Reproduce the data that follows in its entirety, character for character.

THE RECORDS
....

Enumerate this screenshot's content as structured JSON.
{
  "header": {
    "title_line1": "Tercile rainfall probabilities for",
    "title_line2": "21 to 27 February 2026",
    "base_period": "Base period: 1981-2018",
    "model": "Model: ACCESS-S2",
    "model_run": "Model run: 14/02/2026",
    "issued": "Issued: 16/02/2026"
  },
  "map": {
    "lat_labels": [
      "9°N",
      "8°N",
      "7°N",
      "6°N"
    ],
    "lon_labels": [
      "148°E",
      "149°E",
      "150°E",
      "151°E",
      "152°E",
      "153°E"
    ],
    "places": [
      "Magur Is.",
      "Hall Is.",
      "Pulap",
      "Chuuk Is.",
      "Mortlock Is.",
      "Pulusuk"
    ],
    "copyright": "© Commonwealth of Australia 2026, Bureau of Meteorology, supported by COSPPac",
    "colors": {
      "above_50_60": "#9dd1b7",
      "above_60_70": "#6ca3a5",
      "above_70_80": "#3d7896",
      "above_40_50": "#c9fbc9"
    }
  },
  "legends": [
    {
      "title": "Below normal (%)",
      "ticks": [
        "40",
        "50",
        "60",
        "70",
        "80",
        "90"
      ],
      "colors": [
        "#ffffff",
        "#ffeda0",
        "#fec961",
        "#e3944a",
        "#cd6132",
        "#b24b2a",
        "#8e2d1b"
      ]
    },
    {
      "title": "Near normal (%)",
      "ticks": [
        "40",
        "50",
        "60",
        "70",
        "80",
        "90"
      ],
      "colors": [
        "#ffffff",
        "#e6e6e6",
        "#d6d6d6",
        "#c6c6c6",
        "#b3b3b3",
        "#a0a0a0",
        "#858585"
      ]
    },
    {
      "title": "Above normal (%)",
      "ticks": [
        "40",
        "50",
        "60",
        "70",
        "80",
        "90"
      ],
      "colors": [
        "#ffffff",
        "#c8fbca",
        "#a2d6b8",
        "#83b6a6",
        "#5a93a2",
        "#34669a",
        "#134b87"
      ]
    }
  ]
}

....

FINAL RESULT
Enumerate this screenshot's content as structured JSON.
{
  "header": {
    "title_line1": "Tercile rainfall probabilities for",
    "title_line2": "21 to 27 February 2026",
    "base_period": "Base period: 1981-2018",
    "model": "Model: ACCESS-S2",
    "model_run": "Model run: 14/02/2026",
    "issued": "Issued: 16/02/2026"
  },
  "map": {
    "lat_labels": [
      "9°N",
      "8°N",
      "7°N",
      "6°N"
    ],
    "lon_labels": [
      "148°E",
      "149°E",
      "150°E",
      "151°E",
      "152°E",
      "153°E"
    ],
    "places": [
      "Magur Is.",
      "Hall Is.",
      "Pulap",
      "Chuuk Is.",
      "Mortlock Is.",
      "Pulusuk"
    ],
    "copyright": "© Commonwealth of Australia 2026, Bureau of Meteorology, supported by COSPPac",
    "colors": {
      "above_50_60": "#9dd1b7",
      "above_60_70": "#6ca3a5",
      "above_70_80": "#3d7896",
      "above_40_50": "#c9fbc9"
    }
  },
  "legends": [
    {
      "title": "Below normal (%)",
      "ticks": [
        "40",
        "50",
        "60",
        "70",
        "80",
        "90"
      ],
      "colors": [
        "#ffffff",
        "#ffeda0",
        "#fec961",
        "#e3944a",
        "#cd6132",
        "#b24b2a",
        "#8e2d1b"
      ]
    },
    {
      "title": "Near normal (%)",
      "ticks": [
        "40",
        "50",
        "60",
        "70",
        "80",
        "90"
      ],
      "colors": [
        "#ffffff",
        "#e6e6e6",
        "#d6d6d6",
        "#c6c6c6",
        "#b3b3b3",
        "#a0a0a0",
        "#858585"
      ]
    },
    {
      "title": "Above normal (%)",
      "ticks": [
        "40",
        "50",
        "60",
        "70",
        "80",
        "90"
      ],
      "colors": [
        "#ffffff",
        "#c8fbca",
        "#a2d6b8",
        "#83b6a6",
        "#5a93a2",
        "#34669a",
        "#134b87"
      ]
    }
  ]
}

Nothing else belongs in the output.